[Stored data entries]
───

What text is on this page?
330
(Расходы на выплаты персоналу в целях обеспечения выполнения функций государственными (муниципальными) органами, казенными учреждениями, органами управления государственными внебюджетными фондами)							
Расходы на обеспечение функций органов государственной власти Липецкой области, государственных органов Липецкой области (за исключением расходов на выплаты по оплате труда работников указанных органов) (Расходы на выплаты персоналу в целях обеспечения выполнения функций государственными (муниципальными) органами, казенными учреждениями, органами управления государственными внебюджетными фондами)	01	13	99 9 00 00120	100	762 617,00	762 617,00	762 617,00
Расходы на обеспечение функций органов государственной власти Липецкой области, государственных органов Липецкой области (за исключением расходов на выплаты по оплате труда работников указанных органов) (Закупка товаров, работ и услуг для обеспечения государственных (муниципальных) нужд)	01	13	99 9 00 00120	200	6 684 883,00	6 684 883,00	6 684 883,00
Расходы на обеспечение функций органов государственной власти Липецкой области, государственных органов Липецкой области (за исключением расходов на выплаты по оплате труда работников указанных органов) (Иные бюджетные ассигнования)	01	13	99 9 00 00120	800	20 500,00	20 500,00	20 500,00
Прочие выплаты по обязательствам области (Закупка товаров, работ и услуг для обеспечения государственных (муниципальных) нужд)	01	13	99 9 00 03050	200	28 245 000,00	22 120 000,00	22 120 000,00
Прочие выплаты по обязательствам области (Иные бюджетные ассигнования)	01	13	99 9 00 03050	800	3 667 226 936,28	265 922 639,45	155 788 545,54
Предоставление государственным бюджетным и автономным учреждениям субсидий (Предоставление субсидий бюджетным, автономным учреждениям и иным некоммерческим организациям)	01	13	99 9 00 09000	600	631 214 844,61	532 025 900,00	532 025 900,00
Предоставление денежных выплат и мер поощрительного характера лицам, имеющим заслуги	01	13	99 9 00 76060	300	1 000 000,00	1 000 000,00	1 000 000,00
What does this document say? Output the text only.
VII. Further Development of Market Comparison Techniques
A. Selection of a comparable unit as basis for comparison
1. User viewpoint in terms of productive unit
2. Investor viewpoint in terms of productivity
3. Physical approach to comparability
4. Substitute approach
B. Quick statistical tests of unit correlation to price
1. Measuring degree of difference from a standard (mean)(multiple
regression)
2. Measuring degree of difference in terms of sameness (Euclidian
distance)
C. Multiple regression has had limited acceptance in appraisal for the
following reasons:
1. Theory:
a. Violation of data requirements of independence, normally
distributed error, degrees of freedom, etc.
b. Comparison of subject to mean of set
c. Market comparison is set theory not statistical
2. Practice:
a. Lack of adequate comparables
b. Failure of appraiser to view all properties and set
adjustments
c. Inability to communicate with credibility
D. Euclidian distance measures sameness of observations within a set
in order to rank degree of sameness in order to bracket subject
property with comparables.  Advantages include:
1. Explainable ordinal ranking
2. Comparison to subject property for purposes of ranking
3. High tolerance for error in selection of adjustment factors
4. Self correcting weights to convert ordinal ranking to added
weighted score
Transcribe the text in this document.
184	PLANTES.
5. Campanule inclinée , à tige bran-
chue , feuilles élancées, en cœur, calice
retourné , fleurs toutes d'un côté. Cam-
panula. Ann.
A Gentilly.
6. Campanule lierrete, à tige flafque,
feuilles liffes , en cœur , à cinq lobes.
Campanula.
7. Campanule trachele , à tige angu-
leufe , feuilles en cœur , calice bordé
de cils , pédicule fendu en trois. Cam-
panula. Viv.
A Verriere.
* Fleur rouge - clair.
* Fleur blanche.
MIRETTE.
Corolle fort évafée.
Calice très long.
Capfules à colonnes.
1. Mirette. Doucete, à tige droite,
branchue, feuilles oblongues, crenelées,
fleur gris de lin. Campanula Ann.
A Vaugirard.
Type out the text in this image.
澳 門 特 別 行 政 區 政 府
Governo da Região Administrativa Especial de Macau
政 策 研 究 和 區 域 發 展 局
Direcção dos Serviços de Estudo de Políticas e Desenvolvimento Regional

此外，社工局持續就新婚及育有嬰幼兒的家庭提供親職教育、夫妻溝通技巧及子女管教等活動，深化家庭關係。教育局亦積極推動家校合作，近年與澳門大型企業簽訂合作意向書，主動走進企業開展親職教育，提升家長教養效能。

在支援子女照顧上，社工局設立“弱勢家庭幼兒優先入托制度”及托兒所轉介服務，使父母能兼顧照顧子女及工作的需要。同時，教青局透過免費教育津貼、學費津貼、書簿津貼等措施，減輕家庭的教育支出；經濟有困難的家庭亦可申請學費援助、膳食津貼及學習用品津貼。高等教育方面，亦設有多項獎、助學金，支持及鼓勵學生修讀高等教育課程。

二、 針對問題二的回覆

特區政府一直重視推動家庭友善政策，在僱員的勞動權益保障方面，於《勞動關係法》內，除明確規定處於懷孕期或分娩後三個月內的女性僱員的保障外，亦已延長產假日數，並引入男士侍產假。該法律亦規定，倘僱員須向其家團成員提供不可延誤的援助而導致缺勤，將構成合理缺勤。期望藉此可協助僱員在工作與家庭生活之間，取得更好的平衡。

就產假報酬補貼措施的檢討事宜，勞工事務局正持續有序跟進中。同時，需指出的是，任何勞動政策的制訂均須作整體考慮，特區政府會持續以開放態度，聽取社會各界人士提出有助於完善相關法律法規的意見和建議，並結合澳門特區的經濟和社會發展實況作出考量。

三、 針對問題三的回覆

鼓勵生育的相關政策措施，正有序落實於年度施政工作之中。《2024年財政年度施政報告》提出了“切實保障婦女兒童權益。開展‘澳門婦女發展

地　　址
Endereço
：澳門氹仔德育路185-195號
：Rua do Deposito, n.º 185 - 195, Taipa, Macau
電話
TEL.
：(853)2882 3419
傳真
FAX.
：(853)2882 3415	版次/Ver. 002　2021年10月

───

> Given request:
In the entries above, find each line with the string "terms" and copy it.

> Correct answer:
1. User viewpoint in terms of productive unit
2. Investor viewpoint in terms of productivity
2. Measuring degree of difference in terms of sameness (Euclidian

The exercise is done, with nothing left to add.